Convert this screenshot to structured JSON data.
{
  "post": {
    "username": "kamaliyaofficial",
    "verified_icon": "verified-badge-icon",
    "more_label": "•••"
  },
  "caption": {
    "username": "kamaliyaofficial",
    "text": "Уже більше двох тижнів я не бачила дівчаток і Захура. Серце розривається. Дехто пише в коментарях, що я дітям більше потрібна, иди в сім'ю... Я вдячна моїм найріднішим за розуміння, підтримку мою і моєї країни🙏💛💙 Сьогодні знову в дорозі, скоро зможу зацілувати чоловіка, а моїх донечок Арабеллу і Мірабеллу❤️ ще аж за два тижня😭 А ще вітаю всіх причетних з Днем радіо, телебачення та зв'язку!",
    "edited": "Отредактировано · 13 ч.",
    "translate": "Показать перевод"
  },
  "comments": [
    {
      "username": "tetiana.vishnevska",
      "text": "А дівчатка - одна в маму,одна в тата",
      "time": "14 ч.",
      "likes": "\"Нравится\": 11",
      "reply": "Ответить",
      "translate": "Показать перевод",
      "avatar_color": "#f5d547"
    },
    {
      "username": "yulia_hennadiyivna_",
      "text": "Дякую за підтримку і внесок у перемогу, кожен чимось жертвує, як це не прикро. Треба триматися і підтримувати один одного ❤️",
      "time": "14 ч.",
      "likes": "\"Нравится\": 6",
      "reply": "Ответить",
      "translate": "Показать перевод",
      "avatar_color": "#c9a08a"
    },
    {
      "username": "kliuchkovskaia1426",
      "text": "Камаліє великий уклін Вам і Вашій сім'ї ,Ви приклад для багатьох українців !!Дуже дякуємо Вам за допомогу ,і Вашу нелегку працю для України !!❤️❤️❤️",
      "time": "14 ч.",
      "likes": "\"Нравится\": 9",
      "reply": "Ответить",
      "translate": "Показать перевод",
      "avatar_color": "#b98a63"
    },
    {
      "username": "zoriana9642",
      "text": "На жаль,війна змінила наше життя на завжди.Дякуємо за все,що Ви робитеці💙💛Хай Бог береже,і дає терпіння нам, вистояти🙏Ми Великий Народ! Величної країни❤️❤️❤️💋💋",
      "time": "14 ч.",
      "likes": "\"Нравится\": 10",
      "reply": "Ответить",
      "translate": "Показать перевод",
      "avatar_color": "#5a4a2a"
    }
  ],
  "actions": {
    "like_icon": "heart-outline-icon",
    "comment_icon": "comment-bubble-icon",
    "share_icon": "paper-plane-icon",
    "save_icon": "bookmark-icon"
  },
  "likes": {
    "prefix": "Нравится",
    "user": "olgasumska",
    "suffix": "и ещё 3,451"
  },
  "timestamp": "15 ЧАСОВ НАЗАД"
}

____________

__WHAT THE EXERCISE ASKS__:
Copy out each line above, character for character.

__RESULT OF THE EXERCISE__:
Convert this screenshot to structured JSON data.
{
  "post": {
    "username": "kamaliyaofficial",
    "verified_icon": "verified-badge-icon",
    "more_label": "•••"
  },
  "caption": {
    "username": "kamaliyaofficial",
    "text": "Уже більше двох тижнів я не бачила дівчаток і Захура. Серце розривається. Дехто пише в коментарях, що я дітям більше потрібна, иди в сім'ю... Я вдячна моїм найріднішим за розуміння, підтримку мою і моєї країни🙏💛💙 Сьогодні знову в дорозі, скоро зможу зацілувати чоловіка, а моїх донечок Арабеллу і Мірабеллу❤️ ще аж за два тижня😭 А ще вітаю всіх причетних з Днем радіо, телебачення та зв'язку!",
    "edited": "Отредактировано · 13 ч.",
    "translate": "Показать перевод"
  },
  "comments": [
    {
      "username": "tetiana.vishnevska",
      "text": "А дівчатка - одна в маму,одна в тата",
      "time": "14 ч.",
      "likes": "\"Нравится\": 11",
      "reply": "Ответить",
      "translate": "Показать перевод",
      "avatar_color": "#f5d547"
    },
    {
      "username": "yulia_hennadiyivna_",
      "text": "Дякую за підтримку і внесок у перемогу, кожен чимось жертвує, як це не прикро. Треба триматися і підтримувати один одного ❤️",
      "time": "14 ч.",
      "likes": "\"Нравится\": 6",
      "reply": "Ответить",
      "translate": "Показать перевод",
      "avatar_color": "#c9a08a"
    },
    {
      "username": "kliuchkovskaia1426",
      "text": "Камаліє великий уклін Вам і Вашій сім'ї ,Ви приклад для багатьох українців !!Дуже дякуємо Вам за допомогу ,і Вашу нелегку працю для України !!❤️❤️❤️",
      "time": "14 ч.",
      "likes": "\"Нравится\": 9",
      "reply": "Ответить",
      "translate": "Показать перевод",
      "avatar_color": "#b98a63"
    },
    {
      "username": "zoriana9642",
      "text": "На жаль,війна змінила наше життя на завжди.Дякуємо за все,що Ви робитеці💙💛Хай Бог береже,і дає терпіння нам, вистояти🙏Ми Великий Народ! Величної країни❤️❤️❤️💋💋",
      "time": "14 ч.",
      "likes": "\"Нравится\": 10",
      "reply": "Ответить",
      "translate": "Показать перевод",
      "avatar_color": "#5a4a2a"
    }
  ],
  "actions": {
    "like_icon": "heart-outline-icon",
    "comment_icon": "comment-bubble-icon",
    "share_icon": "paper-plane-icon",
    "save_icon": "bookmark-icon"
  },
  "likes": {
    "prefix": "Нравится",
    "user": "olgasumska",
    "suffix": "и ещё 3,451"
  },
  "timestamp": "15 ЧАСОВ НАЗАД"
}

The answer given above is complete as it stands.